By Stan Choe

Stocks closed lower on Wall Street Friday as worries about interest rates offset an encouraging start to earnings reporting season for big U.S. companies. The S&P 500 lost 0.2% but still squeezed out a fourth weekly gain in the last five. The Dow and Nasdaq fell a bit more. A top Fed official warned more interest rate hikes may be needed to get inflation under control. That hurt Wall Street’s hopes that an end to increases was near, and it added to worries about a possible recession this year. Treasury yields rose. Gains for JPMorgan Chase and other big banks helped to limit Wall Street’s losses following blowout profit reports.

THIS IS A BREAKING NEWS UPDATE. AP's earlier story appears below.

Stocks are slipping Friday as worries about interest rates offset an encouraging start to earnings reporting season for big U.S. companies.

The S&P 500 was 0.4% lower in afternoon trading after giving up an early gain. The Dow Jones Industrial Average was down 214 points, or 0.6%, at 33,814, as of 3:10 p.m. Eastern time, while the Nasdaq composite was 0.6% lower.

Stocks are still on track for a weekly gain, built in part on hopes the Federal Reserve may soon end its barrage of rate hikes as inflation cools. High interest rates can stifle inflation but only by hurting the economy, raising the risk of a recession and dragging on prices for investments.

A top Fed official dampened those hopes Friday after saying inflation remains far too high and more hikes to interest rates may be needed. Christopher Waller, a member of the Fed’s governing board, also said that even after hikes end, rates will likely need to stay high for longer than markets expect.
==================================================
**Actions to take**
(a) Reproduce word for word the part of the stock market report that begins at the words "A top Fed official dampened" and ends after the words "than markets expect.".
(b) In the stock market report, what position does Christopher Waller hold?
==================================================
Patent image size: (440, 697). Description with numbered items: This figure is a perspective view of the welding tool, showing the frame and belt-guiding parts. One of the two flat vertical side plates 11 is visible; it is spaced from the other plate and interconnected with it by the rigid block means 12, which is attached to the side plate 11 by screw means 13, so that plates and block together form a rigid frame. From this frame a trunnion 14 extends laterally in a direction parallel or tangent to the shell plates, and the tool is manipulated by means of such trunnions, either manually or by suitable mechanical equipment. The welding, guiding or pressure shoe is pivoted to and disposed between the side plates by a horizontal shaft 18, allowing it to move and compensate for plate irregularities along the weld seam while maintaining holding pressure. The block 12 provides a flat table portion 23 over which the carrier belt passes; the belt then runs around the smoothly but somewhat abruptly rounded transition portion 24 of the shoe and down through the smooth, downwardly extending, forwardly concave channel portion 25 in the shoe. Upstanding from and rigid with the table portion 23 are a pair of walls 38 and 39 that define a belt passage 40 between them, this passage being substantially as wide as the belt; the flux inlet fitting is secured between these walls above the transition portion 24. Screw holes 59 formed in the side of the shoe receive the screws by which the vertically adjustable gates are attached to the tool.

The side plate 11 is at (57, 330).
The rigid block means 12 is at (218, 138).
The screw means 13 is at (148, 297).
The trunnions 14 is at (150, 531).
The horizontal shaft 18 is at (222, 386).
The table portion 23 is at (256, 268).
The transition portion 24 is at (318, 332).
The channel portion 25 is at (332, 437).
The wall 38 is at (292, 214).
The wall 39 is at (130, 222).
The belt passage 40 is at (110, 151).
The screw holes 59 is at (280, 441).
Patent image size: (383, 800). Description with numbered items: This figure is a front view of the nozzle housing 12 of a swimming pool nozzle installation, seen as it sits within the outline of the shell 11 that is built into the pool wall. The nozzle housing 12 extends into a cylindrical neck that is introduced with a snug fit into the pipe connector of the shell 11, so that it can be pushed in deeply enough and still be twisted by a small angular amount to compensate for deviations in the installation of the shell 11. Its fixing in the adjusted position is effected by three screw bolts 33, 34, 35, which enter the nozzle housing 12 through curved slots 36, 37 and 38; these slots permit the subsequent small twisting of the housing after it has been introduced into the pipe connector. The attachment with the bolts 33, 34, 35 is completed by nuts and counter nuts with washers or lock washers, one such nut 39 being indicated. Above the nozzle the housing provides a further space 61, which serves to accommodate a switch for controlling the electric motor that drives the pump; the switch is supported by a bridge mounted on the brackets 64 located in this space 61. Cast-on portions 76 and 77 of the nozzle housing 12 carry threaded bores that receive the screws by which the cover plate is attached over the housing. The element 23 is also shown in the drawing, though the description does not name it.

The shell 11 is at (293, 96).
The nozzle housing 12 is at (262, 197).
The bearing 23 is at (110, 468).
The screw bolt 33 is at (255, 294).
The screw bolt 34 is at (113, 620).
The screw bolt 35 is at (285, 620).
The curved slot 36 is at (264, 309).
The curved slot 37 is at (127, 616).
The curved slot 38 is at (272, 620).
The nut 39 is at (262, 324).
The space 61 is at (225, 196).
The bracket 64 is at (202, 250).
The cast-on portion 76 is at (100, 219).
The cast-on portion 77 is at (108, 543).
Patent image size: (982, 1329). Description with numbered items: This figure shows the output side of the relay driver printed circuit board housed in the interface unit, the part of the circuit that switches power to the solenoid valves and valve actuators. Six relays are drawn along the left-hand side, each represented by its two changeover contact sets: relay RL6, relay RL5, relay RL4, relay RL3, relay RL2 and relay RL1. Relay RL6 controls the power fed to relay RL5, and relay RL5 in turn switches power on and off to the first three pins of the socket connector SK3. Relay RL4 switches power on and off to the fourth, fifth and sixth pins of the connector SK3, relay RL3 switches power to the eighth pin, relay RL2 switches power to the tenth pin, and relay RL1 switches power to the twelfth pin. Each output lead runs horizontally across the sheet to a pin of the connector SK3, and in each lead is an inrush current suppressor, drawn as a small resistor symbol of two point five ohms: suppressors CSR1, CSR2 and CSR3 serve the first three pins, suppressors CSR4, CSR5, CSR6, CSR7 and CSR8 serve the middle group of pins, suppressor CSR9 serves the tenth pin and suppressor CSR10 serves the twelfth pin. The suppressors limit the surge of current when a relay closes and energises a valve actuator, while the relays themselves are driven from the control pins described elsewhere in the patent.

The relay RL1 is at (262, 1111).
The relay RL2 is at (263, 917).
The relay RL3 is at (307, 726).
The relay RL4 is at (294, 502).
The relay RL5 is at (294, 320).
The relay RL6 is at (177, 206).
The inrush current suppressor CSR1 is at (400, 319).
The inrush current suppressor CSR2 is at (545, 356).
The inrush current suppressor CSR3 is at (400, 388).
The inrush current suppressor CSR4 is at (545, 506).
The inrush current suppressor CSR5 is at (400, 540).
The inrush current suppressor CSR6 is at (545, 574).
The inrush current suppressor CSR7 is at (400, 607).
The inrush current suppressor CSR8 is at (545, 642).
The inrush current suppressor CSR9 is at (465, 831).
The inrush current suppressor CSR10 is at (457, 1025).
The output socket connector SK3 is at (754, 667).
==================================================
**Answers for each item**
(a)
A top Fed official dampened those hopes Friday after saying inflation remains far too high and more hikes to interest rates may be needed. Christopher Waller, a member of the Fed’s governing board, also said that even after hikes end, rates will likely need to stay high for longer than markets expect.

(b) He is a member of the Fed's governing board.